(Task data):
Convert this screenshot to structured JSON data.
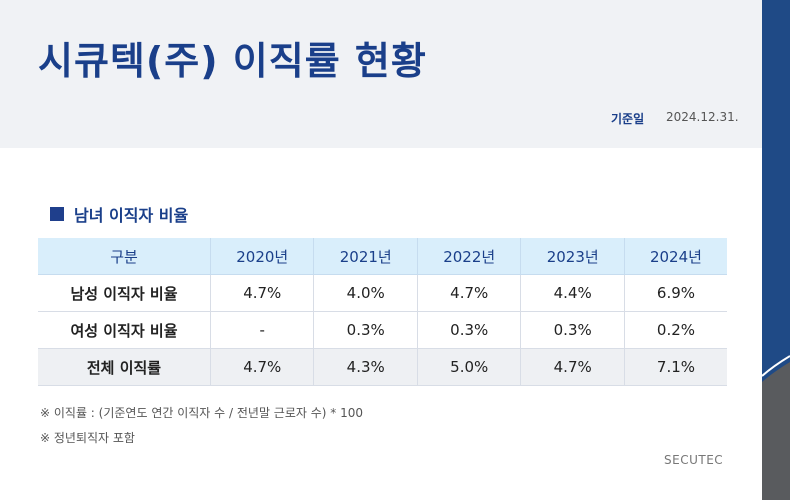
{
  "header": {
    "title": "시큐텍(주) 이직률 현황",
    "basis_label": "기준일",
    "basis_date": "2024.12.31."
  },
  "section": {
    "title": "남녀 이직자 비율",
    "icon": "square-bullet-icon"
  },
  "table": {
    "columns": [
      "구분",
      "2020년",
      "2021년",
      "2022년",
      "2023년",
      "2024년"
    ],
    "rows": [
      {
        "label": "남성 이직자 비율",
        "values": [
          "4.7%",
          "4.0%",
          "4.7%",
          "4.4%",
          "6.9%"
        ]
      },
      {
        "label": "여성 이직자 비율",
        "values": [
          "-",
          "0.3%",
          "0.3%",
          "0.3%",
          "0.2%"
        ]
      },
      {
        "label": "전체 이직률",
        "values": [
          "4.7%",
          "4.3%",
          "5.0%",
          "4.7%",
          "7.1%"
        ]
      }
    ]
  },
  "notes": [
    "※ 이직률 : (기준연도 연간 이직자 수 / 전년말 근로자 수) * 100",
    "※ 정년퇴직자 포함"
  ],
  "footer": {
    "brand": "SECUTEC"
  },
  "colors": {
    "title": "#1a3f8a",
    "header_bg": "#f0f2f5",
    "table_header_bg": "#d9eefb",
    "total_row_bg": "#eef0f3",
    "side_navy": "#1f4a86",
    "side_gray": "#595b5e"
  }
}
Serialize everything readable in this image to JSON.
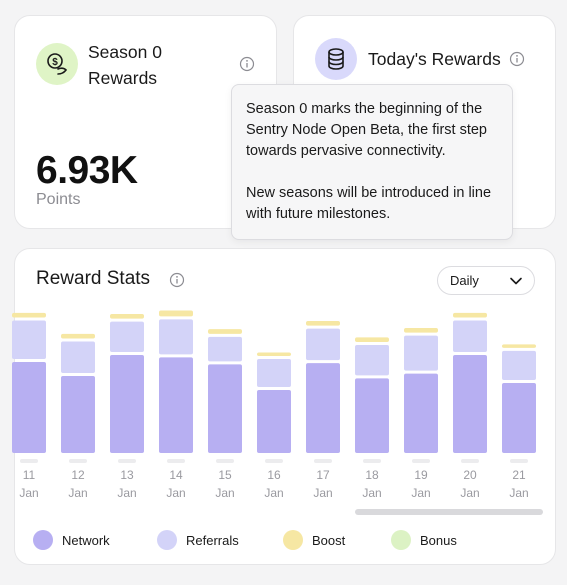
{
  "season_card": {
    "title": "Season 0 Rewards",
    "value": "6.93K",
    "unit": "Points",
    "icon": "coin-hand-icon"
  },
  "today_card": {
    "title": "Today's Rewards",
    "icon": "database-icon"
  },
  "tooltip": {
    "paragraph1": "Season 0 marks the beginning of the Sentry Node Open Beta, the first step towards pervasive connectivity.",
    "paragraph2": "New seasons will be introduced in line with future milestones."
  },
  "stats": {
    "title": "Reward Stats",
    "period_selected": "Daily"
  },
  "colors": {
    "network": "#b7aff2",
    "referrals": "#d3d3f8",
    "boost": "#f6e7a3",
    "bonus": "#dcf2c4"
  },
  "chart_data": {
    "type": "bar",
    "stacked": true,
    "categories": [
      {
        "day": "11",
        "month": "Jan"
      },
      {
        "day": "12",
        "month": "Jan"
      },
      {
        "day": "13",
        "month": "Jan"
      },
      {
        "day": "14",
        "month": "Jan"
      },
      {
        "day": "15",
        "month": "Jan"
      },
      {
        "day": "16",
        "month": "Jan"
      },
      {
        "day": "17",
        "month": "Jan"
      },
      {
        "day": "18",
        "month": "Jan"
      },
      {
        "day": "19",
        "month": "Jan"
      },
      {
        "day": "20",
        "month": "Jan"
      },
      {
        "day": "21",
        "month": "Jan"
      }
    ],
    "series": [
      {
        "name": "Network",
        "key": "network",
        "values": [
          78,
          66,
          84,
          82,
          76,
          54,
          77,
          64,
          68,
          84,
          60
        ]
      },
      {
        "name": "Referrals",
        "key": "referrals",
        "values": [
          33,
          27,
          26,
          30,
          21,
          24,
          27,
          26,
          30,
          27,
          25
        ]
      },
      {
        "name": "Boost",
        "key": "boost",
        "values": [
          4,
          4,
          4,
          5,
          4,
          3,
          4,
          4,
          4,
          4,
          3
        ]
      },
      {
        "name": "Bonus",
        "key": "bonus",
        "values": [
          0,
          0,
          0,
          0,
          0,
          0,
          0,
          0,
          0,
          0,
          0
        ]
      }
    ],
    "ymax": 120,
    "legend_position": "bottom"
  },
  "legend": [
    {
      "label": "Network",
      "key": "network"
    },
    {
      "label": "Referrals",
      "key": "referrals"
    },
    {
      "label": "Boost",
      "key": "boost"
    },
    {
      "label": "Bonus",
      "key": "bonus"
    }
  ]
}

(Exercise task):
All the lines above are to be given again exactly as they read, with the pictures removed.

(Full output):
Convert this screenshot to structured JSON data.
{
  "header": {
    "title": "시큐텍(주) 이직률 현황",
    "basis_label": "기준일",
    "basis_date": "2024.12.31."
  },
  "section": {
    "title": "남녀 이직자 비율",
    "icon": "square-bullet-icon"
  },
  "table": {
    "columns": [
      "구분",
      "2020년",
      "2021년",
      "2022년",
      "2023년",
      "2024년"
    ],
    "rows": [
      {
        "label": "남성 이직자 비율",
        "values": [
          "4.7%",
          "4.0%",
          "4.7%",
          "4.4%",
          "6.9%"
        ]
      },
      {
        "label": "여성 이직자 비율",
        "values": [
          "-",
          "0.3%",
          "0.3%",
          "0.3%",
          "0.2%"
        ]
      },
      {
        "label": "전체 이직률",
        "values": [
          "4.7%",
          "4.3%",
          "5.0%",
          "4.7%",
          "7.1%"
        ]
      }
    ]
  },
  "notes": [
    "※ 이직률 : (기준연도 연간 이직자 수 / 전년말 근로자 수) * 100",
    "※ 정년퇴직자 포함"
  ],
  "footer": {
    "brand": "SECUTEC"
  },
  "colors": {
    "title": "#1a3f8a",
    "header_bg": "#f0f2f5",
    "table_header_bg": "#d9eefb",
    "total_row_bg": "#eef0f3",
    "side_navy": "#1f4a86",
    "side_gray": "#595b5e"
  }
}
Serialize everything readable in this image to JSON.
{
  "season_card": {
    "title": "Season 0 Rewards",
    "value": "6.93K",
    "unit": "Points",
    "icon": "coin-hand-icon"
  },
  "today_card": {
    "title": "Today's Rewards",
    "icon": "database-icon"
  },
  "tooltip": {
    "paragraph1": "Season 0 marks the beginning of the Sentry Node Open Beta, the first step towards pervasive connectivity.",
    "paragraph2": "New seasons will be introduced in line with future milestones."
  },
  "stats": {
    "title": "Reward Stats",
    "period_selected": "Daily"
  },
  "colors": {
    "network": "#b7aff2",
    "referrals": "#d3d3f8",
    "boost": "#f6e7a3",
    "bonus": "#dcf2c4"
  },
  "chart_data": {
    "type": "bar",
    "stacked": true,
    "categories": [
      {
        "day": "11",
        "month": "Jan"
      },
      {
        "day": "12",
        "month": "Jan"
      },
      {
        "day": "13",
        "month": "Jan"
      },
      {
        "day": "14",
        "month": "Jan"
      },
      {
        "day": "15",
        "month": "Jan"
      },
      {
        "day": "16",
        "month": "Jan"
      },
      {
        "day": "17",
        "month": "Jan"
      },
      {
        "day": "18",
        "month": "Jan"
      },
      {
        "day": "19",
        "month": "Jan"
      },
      {
        "day": "20",
        "month": "Jan"
      },
      {
        "day": "21",
        "month": "Jan"
      }
    ],
    "series": [
      {
        "name": "Network",
        "key": "network",
        "values": [
          78,
          66,
          84,
          82,
          76,
          54,
          77,
          64,
          68,
          84,
          60
        ]
      },
      {
        "name": "Referrals",
        "key": "referrals",
        "values": [
          33,
          27,
          26,
          30,
          21,
          24,
          27,
          26,
          30,
          27,
          25
        ]
      },
      {
        "name": "Boost",
        "key": "boost",
        "values": [
          4,
          4,
          4,
          5,
          4,
          3,
          4,
          4,
          4,
          4,
          3
        ]
      },
      {
        "name": "Bonus",
        "key": "bonus",
        "values": [
          0,
          0,
          0,
          0,
          0,
          0,
          0,
          0,
          0,
          0,
          0
        ]
      }
    ],
    "ymax": 120,
    "legend_position": "bottom"
  },
  "legend": [
    {
      "label": "Network",
      "key": "network"
    },
    {
      "label": "Referrals",
      "key": "referrals"
    },
    {
      "label": "Boost",
      "key": "boost"
    },
    {
      "label": "Bonus",
      "key": "bonus"
    }
  ]
}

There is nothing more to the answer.